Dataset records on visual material

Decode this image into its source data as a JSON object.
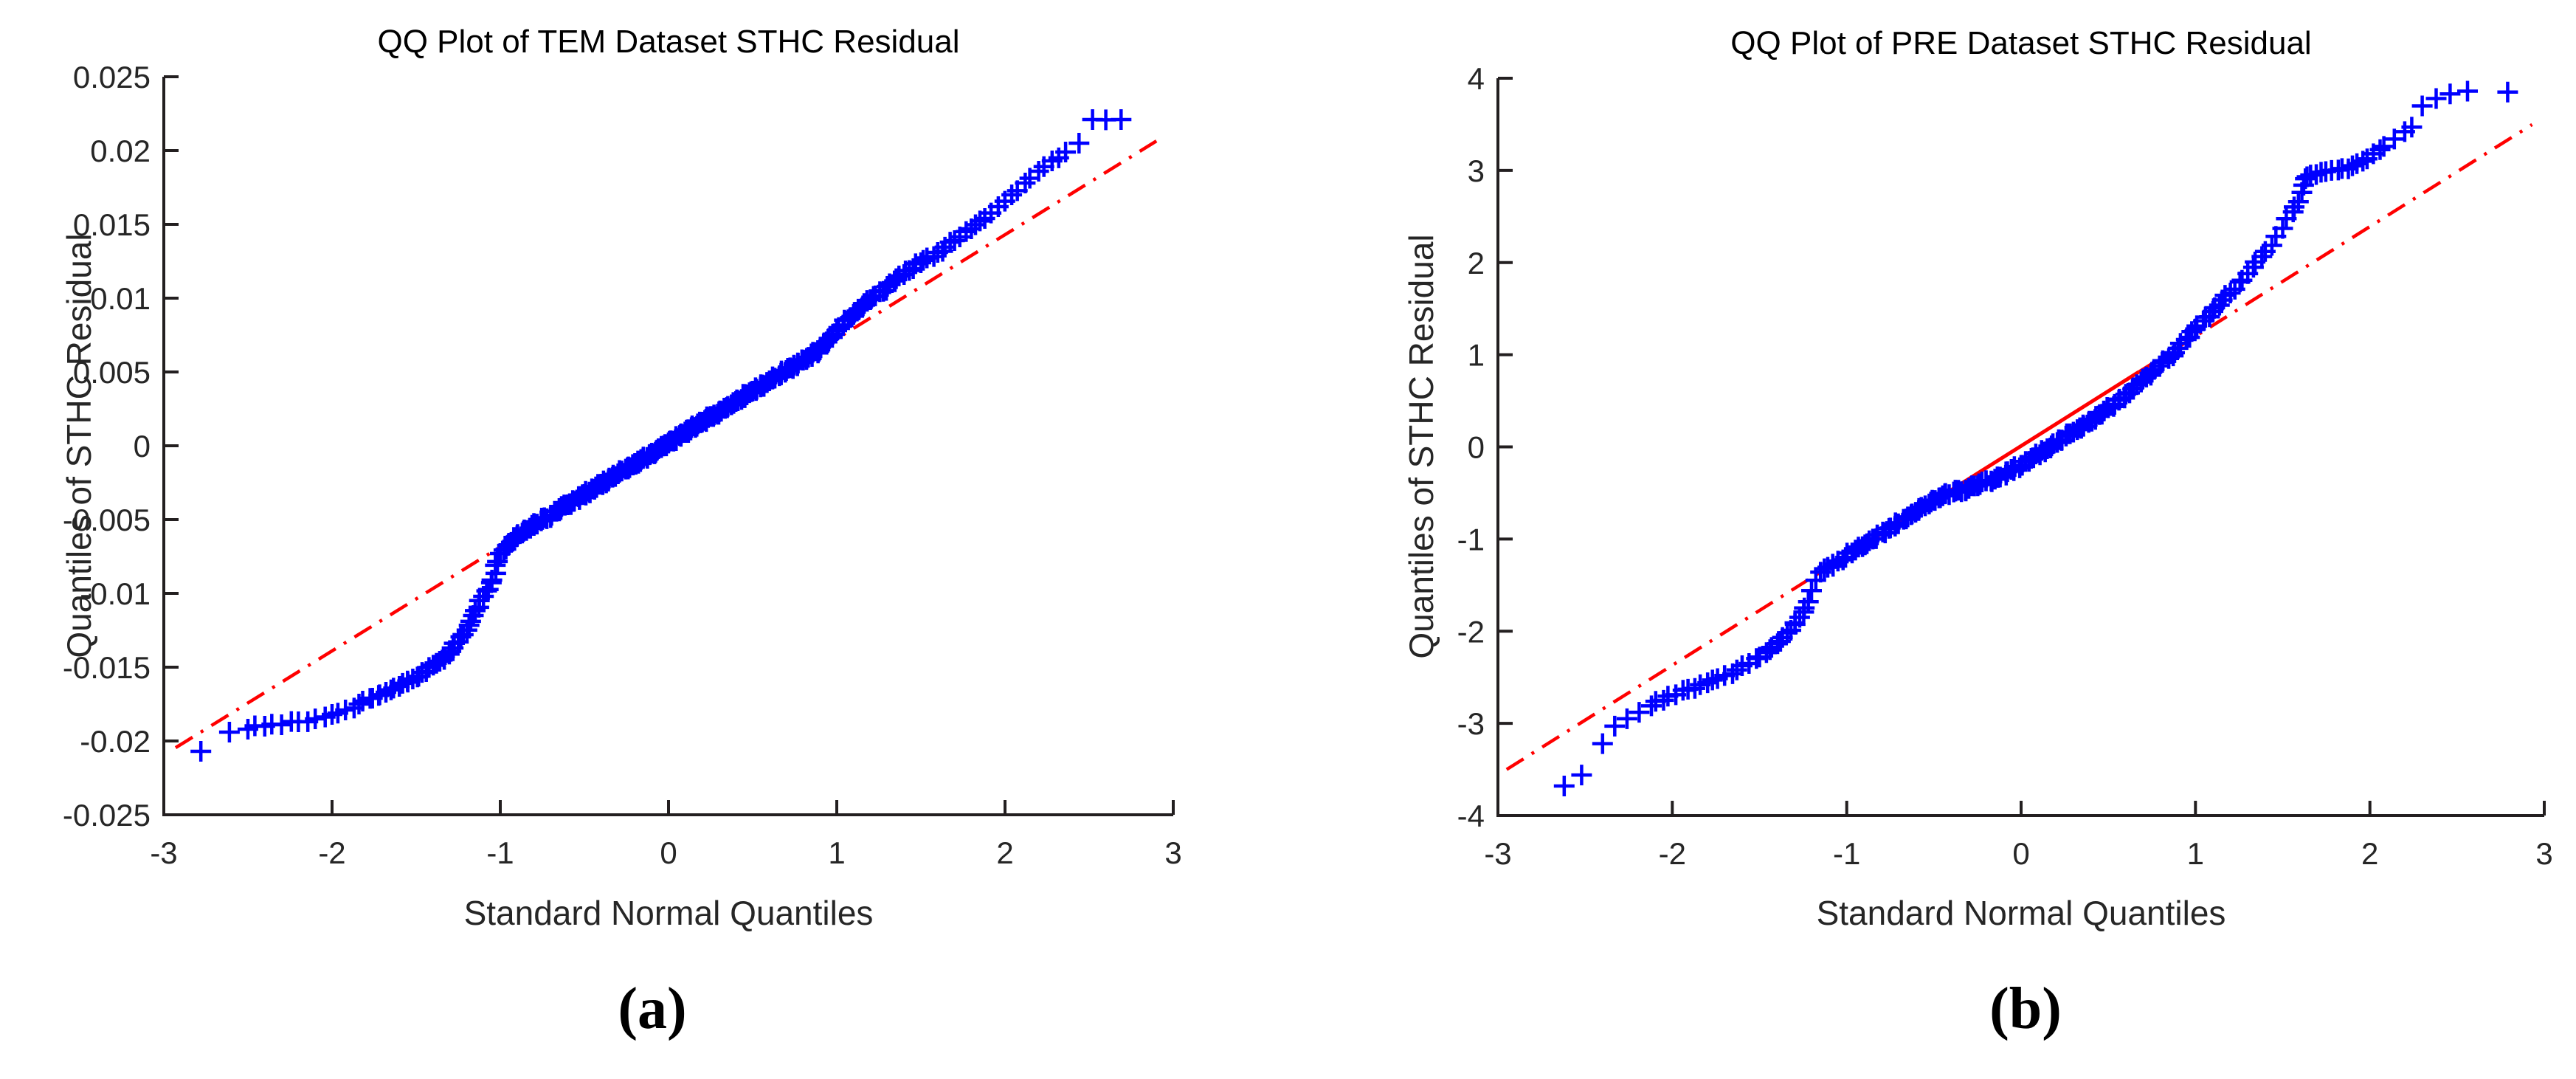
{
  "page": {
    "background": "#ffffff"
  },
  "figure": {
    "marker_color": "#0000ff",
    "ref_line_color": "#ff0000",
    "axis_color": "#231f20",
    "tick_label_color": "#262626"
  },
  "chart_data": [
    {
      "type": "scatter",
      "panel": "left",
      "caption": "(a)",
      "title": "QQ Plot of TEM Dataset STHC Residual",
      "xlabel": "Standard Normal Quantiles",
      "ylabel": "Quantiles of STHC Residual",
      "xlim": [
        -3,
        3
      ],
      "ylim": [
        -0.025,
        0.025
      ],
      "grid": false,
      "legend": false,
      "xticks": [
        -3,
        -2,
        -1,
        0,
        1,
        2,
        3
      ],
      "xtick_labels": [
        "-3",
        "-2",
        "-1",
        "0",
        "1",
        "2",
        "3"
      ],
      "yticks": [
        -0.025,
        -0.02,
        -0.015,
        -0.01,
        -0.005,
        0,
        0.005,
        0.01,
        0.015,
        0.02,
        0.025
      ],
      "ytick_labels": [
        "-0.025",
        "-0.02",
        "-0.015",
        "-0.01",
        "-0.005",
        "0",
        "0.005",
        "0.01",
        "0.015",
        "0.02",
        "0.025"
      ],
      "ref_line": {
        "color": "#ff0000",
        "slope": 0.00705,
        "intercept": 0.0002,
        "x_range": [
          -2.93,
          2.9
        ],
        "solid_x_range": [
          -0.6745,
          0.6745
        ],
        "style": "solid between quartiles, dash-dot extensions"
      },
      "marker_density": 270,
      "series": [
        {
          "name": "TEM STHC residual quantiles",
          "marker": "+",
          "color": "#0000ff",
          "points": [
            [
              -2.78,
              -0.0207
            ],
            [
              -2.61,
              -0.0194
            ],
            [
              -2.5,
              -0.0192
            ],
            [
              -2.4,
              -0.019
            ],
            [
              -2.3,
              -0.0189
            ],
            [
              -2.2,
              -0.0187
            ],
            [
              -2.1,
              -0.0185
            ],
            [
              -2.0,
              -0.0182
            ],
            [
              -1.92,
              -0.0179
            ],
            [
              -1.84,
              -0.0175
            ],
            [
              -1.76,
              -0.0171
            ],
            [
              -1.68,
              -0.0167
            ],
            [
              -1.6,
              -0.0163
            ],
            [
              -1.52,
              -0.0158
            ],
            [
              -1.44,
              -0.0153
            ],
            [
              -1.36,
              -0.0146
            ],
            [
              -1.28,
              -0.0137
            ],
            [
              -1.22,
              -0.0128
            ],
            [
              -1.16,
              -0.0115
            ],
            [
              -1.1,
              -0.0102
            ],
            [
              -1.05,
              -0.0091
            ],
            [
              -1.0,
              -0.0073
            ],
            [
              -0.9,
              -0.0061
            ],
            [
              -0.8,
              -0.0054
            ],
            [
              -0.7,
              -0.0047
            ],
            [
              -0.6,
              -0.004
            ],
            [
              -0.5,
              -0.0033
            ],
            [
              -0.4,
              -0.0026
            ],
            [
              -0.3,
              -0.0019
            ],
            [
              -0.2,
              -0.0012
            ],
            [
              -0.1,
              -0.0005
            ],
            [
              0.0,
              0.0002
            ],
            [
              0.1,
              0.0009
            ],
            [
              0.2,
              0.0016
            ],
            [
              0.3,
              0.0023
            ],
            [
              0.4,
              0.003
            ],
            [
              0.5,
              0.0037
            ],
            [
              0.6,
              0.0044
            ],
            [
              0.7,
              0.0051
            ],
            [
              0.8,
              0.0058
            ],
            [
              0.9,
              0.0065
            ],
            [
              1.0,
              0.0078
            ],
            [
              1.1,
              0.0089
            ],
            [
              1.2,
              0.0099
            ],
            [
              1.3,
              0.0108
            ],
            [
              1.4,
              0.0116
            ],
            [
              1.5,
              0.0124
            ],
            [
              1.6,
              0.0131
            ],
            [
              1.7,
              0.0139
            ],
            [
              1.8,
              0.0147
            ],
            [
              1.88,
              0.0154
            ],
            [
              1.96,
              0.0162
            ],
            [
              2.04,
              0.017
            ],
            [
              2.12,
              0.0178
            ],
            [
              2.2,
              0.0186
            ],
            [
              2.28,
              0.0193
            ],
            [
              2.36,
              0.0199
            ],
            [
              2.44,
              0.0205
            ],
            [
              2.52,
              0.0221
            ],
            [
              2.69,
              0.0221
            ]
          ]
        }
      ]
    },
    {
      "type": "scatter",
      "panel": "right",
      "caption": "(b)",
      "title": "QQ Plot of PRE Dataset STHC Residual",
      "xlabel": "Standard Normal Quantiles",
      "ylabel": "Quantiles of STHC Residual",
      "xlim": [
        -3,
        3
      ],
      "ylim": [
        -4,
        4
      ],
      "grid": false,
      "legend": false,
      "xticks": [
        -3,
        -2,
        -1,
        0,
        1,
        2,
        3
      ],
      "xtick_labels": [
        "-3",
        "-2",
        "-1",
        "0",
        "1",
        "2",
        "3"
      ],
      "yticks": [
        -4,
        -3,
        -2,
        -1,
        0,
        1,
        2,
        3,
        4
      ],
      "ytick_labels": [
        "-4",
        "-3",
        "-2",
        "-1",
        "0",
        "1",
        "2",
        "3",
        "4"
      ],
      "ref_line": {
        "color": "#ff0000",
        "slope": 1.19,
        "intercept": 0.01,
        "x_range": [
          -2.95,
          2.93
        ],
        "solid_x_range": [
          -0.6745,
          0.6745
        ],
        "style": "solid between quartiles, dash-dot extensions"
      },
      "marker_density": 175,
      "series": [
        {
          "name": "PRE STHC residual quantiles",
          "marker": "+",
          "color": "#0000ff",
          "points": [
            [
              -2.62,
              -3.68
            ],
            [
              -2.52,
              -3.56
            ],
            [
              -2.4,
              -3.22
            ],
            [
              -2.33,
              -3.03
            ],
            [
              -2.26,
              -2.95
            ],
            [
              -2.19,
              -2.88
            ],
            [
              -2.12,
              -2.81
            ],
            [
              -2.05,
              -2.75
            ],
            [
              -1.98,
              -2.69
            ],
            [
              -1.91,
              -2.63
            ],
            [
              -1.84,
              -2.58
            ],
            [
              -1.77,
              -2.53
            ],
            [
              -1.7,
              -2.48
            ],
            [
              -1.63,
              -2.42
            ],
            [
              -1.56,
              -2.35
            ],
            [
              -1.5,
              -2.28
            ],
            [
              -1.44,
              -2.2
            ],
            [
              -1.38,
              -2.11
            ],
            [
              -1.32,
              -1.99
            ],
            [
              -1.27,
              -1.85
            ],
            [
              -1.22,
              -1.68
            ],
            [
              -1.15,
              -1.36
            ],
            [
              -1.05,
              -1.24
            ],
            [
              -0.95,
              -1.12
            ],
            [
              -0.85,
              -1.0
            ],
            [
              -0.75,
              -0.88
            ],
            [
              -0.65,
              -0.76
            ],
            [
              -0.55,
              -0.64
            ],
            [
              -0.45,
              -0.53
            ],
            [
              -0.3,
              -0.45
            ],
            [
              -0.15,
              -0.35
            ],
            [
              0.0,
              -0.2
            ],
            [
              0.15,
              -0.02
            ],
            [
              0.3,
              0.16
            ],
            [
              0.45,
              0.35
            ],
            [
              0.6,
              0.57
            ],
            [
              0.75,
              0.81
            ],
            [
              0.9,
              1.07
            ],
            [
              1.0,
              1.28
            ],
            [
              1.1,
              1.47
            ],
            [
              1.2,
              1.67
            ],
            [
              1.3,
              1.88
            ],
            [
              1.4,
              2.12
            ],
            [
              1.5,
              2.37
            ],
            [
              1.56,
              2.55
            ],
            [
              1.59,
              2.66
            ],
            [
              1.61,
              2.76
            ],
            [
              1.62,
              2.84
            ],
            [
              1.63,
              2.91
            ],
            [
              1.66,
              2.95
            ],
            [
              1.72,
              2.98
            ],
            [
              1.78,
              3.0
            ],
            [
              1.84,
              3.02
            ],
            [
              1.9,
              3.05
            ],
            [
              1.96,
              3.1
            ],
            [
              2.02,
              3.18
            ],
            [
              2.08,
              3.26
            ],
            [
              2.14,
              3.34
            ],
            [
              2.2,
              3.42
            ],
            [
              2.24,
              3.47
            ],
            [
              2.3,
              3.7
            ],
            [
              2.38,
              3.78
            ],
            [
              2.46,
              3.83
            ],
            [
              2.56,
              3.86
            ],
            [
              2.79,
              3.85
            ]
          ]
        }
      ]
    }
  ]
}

> What you need to do
Gather all the lines that include the word "title" and copy them out.

> Written answer
      "title": "QQ Plot of TEM Dataset STHC Residual",
      "title": "QQ Plot of PRE Dataset STHC Residual",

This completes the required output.